◆ Your objective ◆
Search the data below for "remember"; list each line that holds it.

[Saved entries]

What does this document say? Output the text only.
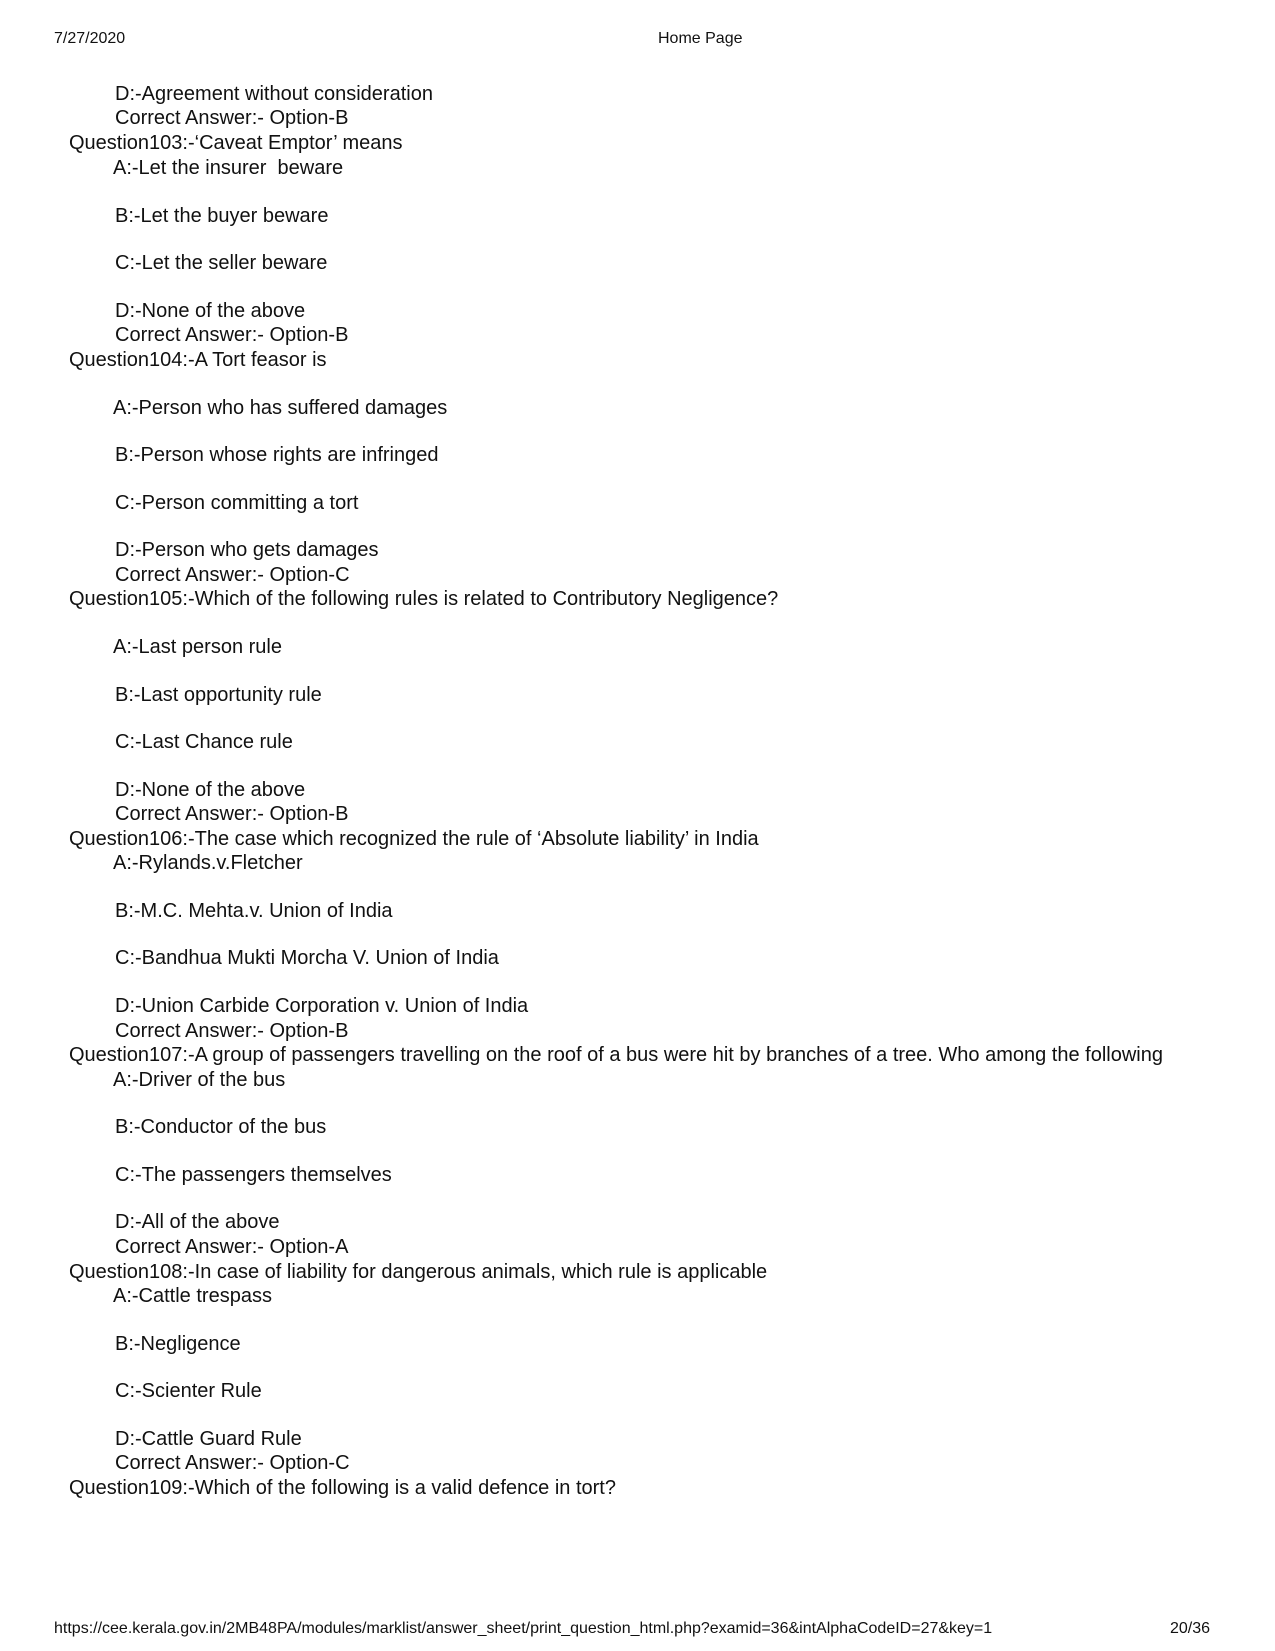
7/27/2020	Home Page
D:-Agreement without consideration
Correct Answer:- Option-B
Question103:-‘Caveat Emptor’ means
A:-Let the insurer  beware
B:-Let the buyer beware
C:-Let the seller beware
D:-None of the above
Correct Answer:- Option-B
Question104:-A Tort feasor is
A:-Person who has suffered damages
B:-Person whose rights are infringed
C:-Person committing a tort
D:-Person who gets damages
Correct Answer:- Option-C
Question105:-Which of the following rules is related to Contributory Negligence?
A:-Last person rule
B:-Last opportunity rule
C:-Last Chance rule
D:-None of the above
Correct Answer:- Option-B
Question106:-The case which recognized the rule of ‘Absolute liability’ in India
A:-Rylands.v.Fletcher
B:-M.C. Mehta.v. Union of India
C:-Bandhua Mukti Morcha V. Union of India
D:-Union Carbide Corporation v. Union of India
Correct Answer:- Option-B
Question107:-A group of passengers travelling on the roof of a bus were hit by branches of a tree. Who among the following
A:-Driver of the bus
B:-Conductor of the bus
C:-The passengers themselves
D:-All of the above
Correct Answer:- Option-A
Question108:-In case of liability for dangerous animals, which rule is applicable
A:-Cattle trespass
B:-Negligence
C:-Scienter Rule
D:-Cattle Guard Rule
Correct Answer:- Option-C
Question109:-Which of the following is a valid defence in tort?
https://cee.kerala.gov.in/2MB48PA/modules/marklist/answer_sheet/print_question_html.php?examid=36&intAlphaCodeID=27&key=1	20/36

--

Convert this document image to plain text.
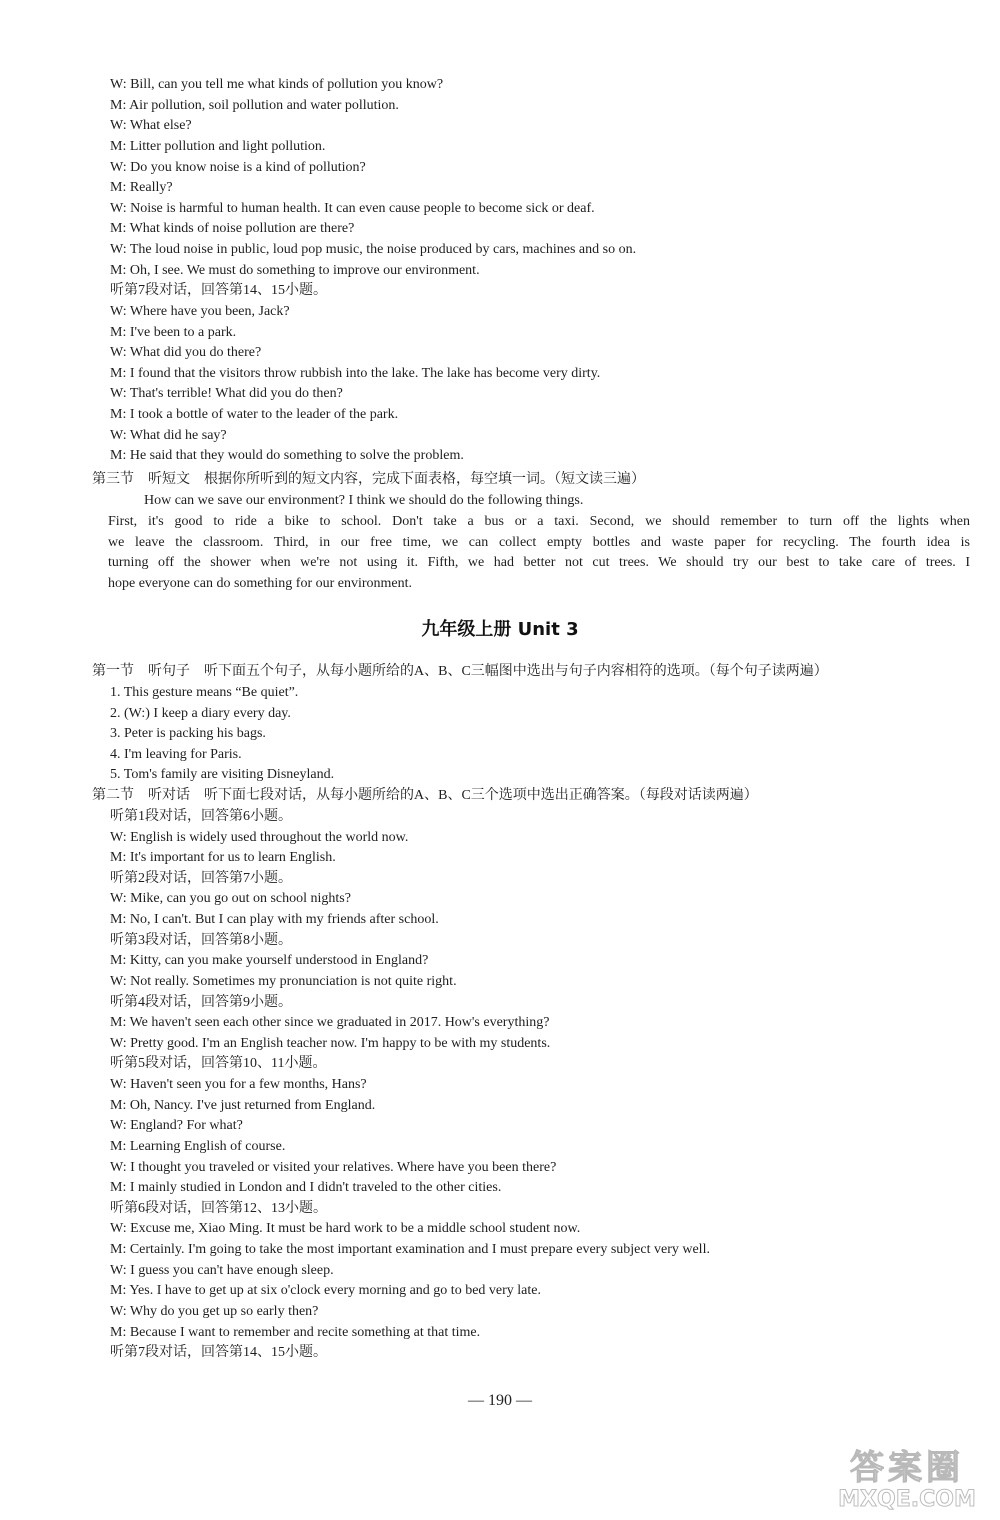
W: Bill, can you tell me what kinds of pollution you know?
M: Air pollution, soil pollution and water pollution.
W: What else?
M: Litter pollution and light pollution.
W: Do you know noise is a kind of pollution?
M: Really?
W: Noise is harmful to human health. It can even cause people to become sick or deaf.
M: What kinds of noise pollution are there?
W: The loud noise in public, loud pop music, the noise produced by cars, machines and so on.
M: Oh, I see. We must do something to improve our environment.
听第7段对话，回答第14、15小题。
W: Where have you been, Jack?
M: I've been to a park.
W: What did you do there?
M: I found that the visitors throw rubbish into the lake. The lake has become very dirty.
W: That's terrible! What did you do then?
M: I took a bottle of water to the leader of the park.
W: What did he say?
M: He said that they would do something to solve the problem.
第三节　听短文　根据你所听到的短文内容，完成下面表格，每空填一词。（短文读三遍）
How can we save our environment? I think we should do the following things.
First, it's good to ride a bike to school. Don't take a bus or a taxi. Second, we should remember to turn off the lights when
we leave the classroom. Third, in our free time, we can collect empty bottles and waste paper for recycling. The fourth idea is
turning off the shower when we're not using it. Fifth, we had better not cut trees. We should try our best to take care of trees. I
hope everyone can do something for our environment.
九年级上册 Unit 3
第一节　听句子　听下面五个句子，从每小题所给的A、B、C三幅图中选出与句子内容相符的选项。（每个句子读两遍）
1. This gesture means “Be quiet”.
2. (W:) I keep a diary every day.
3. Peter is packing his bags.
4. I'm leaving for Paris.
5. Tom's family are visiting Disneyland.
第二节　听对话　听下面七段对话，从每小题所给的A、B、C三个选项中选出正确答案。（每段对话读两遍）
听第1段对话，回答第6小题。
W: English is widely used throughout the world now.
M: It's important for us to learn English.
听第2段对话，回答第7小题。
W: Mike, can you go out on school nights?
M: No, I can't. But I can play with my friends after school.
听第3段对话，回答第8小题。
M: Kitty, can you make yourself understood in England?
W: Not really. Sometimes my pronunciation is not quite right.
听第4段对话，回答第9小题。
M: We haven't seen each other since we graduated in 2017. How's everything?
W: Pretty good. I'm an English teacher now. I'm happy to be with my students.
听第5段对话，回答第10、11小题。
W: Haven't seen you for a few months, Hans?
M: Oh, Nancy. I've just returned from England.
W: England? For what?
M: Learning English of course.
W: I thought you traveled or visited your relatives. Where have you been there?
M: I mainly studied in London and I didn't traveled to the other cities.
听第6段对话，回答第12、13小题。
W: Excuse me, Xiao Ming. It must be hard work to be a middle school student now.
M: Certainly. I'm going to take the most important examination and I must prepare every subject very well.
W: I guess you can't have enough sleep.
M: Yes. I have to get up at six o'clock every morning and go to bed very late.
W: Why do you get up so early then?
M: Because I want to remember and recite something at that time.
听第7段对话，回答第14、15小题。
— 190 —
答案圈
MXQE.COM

◆ Response ◆
First, it's good to ride a bike to school. Don't take a bus or a taxi. Second, we should remember to turn off the lights when
M: Because I want to remember and recite something at that time.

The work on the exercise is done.